Stated exercise. Restate, word for word, all of the material shown below.

......

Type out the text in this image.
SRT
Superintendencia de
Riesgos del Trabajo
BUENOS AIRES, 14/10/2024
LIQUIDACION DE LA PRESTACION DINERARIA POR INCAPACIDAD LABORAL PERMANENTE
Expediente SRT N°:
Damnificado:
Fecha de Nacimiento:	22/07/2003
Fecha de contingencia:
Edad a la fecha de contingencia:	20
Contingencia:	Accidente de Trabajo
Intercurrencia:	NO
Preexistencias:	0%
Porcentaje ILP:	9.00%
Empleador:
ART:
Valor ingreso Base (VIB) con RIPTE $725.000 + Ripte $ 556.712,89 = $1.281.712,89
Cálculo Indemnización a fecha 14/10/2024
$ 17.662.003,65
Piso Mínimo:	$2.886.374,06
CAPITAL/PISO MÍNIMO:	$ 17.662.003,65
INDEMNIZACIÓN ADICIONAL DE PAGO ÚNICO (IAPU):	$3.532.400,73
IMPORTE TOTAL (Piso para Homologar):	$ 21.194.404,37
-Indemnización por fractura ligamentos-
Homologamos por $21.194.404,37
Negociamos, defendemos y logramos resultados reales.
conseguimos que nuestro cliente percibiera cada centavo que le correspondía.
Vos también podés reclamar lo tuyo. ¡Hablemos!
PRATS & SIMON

......

Response.
Type out the text in this image.
SRT
Superintendencia de
Riesgos del Trabajo
BUENOS AIRES, 14/10/2024
LIQUIDACION DE LA PRESTACION DINERARIA POR INCAPACIDAD LABORAL PERMANENTE
Expediente SRT N°:
Damnificado:
Fecha de Nacimiento:	22/07/2003
Fecha de contingencia:
Edad a la fecha de contingencia:	20
Contingencia:	Accidente de Trabajo
Intercurrencia:	NO
Preexistencias:	0%
Porcentaje ILP:	9.00%
Empleador:
ART:
Valor ingreso Base (VIB) con RIPTE $725.000 + Ripte $ 556.712,89 = $1.281.712,89
Cálculo Indemnización a fecha 14/10/2024
$ 17.662.003,65
Piso Mínimo:	$2.886.374,06
CAPITAL/PISO MÍNIMO:	$ 17.662.003,65
INDEMNIZACIÓN ADICIONAL DE PAGO ÚNICO (IAPU):	$3.532.400,73
IMPORTE TOTAL (Piso para Homologar):	$ 21.194.404,37
-Indemnización por fractura ligamentos-
Homologamos por $21.194.404,37
Negociamos, defendemos y logramos resultados reales.
conseguimos que nuestro cliente percibiera cada centavo que le correspondía.
Vos también podés reclamar lo tuyo. ¡Hablemos!
PRATS & SIMON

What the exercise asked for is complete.